- Exercise
Report the count of lines where the string "java" appears, and nothing else.

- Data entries
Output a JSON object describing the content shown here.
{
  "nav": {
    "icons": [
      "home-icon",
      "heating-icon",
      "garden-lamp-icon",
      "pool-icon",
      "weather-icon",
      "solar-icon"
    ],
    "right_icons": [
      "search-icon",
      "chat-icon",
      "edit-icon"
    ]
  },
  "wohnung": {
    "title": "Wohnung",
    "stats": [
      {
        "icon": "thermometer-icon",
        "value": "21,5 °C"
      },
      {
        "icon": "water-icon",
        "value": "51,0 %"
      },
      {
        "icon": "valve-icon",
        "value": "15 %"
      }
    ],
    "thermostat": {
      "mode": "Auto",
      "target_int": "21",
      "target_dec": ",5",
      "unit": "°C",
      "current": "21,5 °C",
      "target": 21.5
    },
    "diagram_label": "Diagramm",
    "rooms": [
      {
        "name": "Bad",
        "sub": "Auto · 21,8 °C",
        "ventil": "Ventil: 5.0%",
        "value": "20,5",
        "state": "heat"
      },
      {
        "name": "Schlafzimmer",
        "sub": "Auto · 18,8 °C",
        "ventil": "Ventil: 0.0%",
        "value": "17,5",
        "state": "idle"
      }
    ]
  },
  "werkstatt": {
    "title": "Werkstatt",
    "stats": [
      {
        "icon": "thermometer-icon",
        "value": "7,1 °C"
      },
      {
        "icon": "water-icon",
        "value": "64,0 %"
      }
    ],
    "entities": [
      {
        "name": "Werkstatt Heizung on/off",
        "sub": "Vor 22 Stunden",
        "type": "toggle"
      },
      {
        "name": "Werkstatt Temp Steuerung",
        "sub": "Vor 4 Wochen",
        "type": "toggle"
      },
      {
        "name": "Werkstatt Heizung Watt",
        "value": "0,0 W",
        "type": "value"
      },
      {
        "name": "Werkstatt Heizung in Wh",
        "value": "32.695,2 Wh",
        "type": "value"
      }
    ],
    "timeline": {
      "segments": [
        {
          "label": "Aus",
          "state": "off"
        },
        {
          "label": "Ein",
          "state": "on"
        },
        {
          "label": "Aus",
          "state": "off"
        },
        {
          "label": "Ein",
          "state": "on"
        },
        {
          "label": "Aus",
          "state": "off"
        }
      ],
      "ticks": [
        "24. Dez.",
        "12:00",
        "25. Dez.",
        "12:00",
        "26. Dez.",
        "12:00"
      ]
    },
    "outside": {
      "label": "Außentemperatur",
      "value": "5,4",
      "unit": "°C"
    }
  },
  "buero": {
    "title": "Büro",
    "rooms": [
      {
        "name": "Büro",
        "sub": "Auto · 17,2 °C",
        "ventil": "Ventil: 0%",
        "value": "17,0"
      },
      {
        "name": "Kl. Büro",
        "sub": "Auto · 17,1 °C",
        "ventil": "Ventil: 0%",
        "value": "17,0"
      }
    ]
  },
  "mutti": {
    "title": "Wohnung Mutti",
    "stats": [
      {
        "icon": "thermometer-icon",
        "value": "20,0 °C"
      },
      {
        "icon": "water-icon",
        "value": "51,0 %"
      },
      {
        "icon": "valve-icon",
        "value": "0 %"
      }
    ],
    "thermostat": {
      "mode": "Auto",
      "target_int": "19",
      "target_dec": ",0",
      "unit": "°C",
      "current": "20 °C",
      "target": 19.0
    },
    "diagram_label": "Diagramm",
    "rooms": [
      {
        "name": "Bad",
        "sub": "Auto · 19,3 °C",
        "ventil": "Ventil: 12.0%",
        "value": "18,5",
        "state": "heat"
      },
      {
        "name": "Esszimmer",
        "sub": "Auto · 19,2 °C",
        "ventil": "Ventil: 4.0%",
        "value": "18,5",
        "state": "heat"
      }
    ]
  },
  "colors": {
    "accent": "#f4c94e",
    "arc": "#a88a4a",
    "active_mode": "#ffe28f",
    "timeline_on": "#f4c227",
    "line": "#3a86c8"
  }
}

---

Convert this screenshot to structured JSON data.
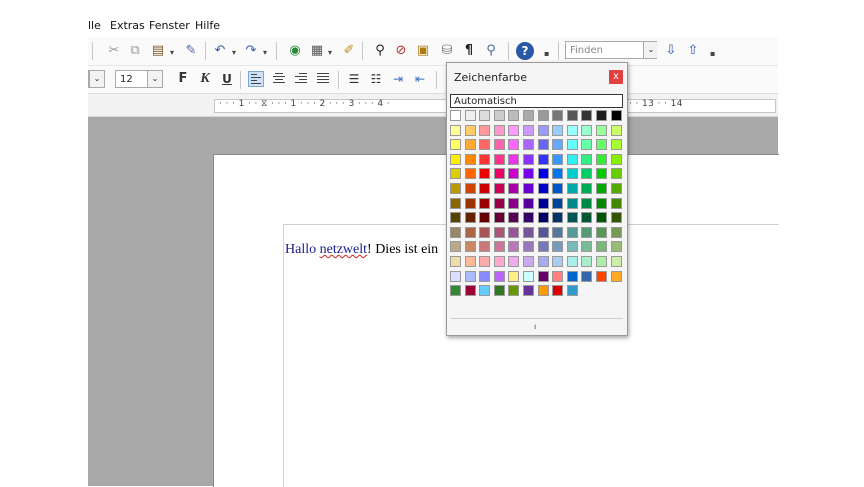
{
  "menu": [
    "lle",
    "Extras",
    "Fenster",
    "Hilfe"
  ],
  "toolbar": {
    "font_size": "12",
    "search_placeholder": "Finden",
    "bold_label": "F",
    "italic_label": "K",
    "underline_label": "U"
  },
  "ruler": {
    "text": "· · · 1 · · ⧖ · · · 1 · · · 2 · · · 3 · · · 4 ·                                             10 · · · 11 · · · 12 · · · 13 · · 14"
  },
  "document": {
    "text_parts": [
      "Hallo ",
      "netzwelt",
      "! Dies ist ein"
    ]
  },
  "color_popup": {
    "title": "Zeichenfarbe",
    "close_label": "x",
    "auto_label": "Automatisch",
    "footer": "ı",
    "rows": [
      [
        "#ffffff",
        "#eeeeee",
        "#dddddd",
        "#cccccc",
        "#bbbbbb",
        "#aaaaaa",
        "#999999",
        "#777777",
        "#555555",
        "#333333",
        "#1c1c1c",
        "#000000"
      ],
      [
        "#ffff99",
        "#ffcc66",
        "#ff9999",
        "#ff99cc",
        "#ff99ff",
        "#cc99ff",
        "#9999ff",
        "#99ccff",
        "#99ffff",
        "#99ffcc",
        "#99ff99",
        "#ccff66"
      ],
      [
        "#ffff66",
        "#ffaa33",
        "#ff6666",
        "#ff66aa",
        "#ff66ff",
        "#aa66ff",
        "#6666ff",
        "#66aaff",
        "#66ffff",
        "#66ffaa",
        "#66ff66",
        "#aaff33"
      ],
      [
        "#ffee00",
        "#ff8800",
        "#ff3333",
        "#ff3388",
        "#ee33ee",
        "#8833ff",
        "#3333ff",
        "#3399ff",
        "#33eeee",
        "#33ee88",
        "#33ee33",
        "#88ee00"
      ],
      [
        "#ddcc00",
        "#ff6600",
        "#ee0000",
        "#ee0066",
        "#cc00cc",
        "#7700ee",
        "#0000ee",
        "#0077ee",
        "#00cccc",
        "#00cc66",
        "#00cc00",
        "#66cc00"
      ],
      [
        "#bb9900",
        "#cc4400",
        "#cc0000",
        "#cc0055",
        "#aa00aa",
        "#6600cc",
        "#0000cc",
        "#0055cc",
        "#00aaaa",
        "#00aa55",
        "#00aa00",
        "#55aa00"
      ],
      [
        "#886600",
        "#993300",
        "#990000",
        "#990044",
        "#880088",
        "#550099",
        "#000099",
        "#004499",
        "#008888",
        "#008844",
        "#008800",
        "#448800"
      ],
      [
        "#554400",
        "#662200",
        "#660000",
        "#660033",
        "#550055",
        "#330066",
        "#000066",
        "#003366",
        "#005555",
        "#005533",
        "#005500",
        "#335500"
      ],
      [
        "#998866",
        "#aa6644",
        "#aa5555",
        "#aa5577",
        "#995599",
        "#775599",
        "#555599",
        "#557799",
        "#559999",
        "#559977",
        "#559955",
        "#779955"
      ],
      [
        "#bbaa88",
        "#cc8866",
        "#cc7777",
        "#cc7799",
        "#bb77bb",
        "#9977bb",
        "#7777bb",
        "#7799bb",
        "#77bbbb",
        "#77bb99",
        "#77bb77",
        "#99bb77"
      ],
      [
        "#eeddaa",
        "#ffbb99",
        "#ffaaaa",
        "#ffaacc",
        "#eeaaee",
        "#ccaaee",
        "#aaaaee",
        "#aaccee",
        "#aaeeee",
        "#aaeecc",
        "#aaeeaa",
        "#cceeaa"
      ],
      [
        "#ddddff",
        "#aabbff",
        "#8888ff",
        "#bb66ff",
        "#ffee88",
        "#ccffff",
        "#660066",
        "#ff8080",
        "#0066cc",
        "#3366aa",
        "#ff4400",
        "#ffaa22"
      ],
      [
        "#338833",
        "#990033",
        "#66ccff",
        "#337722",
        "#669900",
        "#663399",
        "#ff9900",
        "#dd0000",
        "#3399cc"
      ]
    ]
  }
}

--

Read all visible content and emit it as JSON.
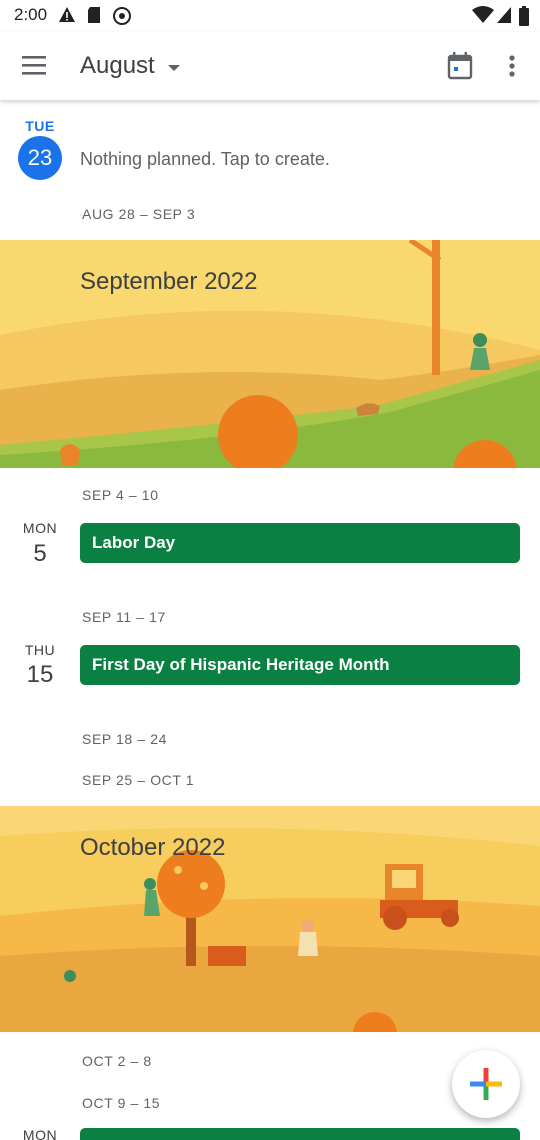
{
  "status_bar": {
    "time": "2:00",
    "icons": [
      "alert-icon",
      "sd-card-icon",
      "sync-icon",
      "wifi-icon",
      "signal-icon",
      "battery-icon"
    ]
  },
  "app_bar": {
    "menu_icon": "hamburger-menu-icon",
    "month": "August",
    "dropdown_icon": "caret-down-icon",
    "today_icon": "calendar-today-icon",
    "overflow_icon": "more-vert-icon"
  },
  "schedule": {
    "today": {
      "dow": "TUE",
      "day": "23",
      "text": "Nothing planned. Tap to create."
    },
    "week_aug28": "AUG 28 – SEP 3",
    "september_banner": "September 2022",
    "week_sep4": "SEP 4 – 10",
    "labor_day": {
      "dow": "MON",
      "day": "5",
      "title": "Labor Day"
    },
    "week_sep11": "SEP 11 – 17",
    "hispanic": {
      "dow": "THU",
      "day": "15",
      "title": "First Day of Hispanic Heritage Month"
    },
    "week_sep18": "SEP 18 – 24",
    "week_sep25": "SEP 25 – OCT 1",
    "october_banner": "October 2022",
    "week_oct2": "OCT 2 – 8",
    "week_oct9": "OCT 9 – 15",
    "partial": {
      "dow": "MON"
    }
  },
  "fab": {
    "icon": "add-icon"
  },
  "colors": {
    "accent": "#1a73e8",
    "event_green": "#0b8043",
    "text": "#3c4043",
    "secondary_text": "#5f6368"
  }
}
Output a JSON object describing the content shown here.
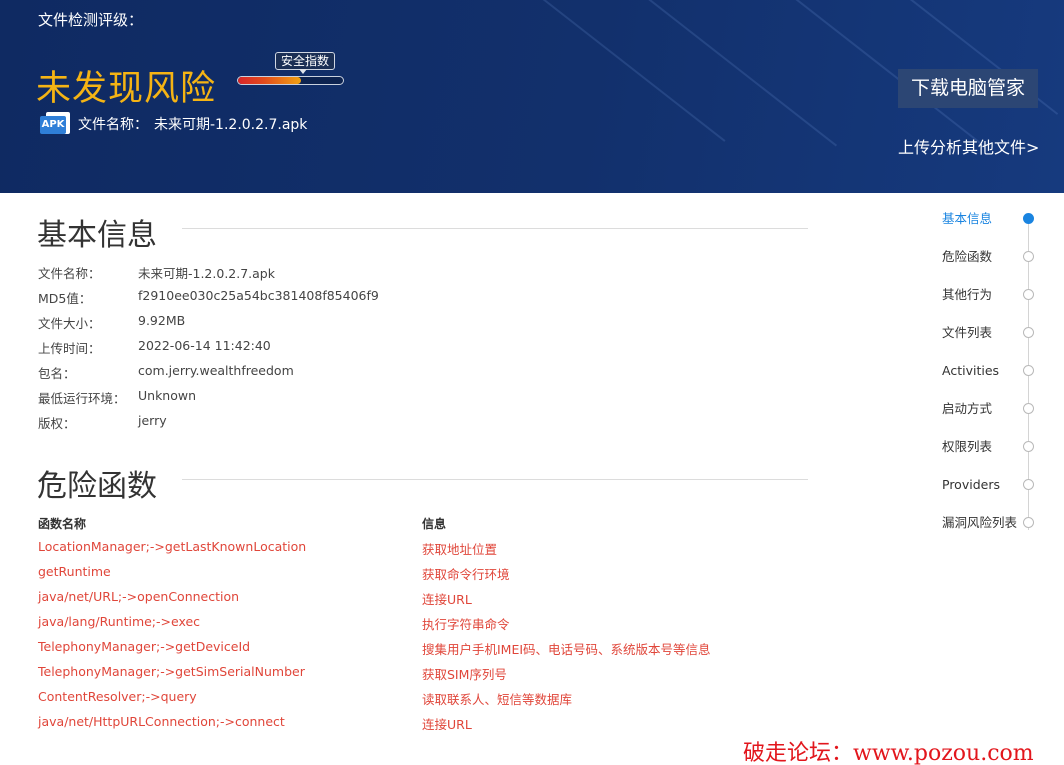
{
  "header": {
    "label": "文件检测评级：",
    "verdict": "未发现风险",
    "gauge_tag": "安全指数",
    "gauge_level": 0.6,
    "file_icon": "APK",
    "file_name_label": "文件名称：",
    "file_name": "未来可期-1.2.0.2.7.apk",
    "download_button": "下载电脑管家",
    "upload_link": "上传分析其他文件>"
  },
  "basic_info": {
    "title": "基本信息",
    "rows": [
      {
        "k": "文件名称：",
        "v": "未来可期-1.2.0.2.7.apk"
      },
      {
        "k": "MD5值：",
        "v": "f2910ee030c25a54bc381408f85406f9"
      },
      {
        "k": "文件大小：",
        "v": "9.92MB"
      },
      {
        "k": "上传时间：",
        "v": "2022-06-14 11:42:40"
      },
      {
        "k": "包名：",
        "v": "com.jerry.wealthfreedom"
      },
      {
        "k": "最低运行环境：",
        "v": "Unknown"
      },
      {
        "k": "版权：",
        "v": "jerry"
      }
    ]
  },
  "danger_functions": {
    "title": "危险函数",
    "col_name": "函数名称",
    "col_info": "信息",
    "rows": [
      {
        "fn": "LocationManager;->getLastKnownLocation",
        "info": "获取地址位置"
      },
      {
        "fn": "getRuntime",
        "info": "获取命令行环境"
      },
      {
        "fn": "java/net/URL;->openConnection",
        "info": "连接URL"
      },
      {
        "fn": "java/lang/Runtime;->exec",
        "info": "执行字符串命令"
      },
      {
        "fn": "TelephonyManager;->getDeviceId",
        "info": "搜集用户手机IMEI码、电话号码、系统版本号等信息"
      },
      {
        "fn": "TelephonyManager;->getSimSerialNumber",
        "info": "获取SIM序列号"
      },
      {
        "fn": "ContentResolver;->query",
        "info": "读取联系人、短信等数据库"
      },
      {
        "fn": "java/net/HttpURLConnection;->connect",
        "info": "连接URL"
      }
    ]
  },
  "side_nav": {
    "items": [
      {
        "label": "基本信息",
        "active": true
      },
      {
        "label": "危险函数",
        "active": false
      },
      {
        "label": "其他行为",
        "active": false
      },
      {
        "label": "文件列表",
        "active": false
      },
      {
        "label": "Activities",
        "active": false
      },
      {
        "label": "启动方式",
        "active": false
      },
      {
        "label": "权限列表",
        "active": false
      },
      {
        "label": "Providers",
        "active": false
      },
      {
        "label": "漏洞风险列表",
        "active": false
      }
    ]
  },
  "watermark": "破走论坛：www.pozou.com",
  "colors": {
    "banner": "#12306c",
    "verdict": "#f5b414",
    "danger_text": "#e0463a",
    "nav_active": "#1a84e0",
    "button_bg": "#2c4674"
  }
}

- Complete response
3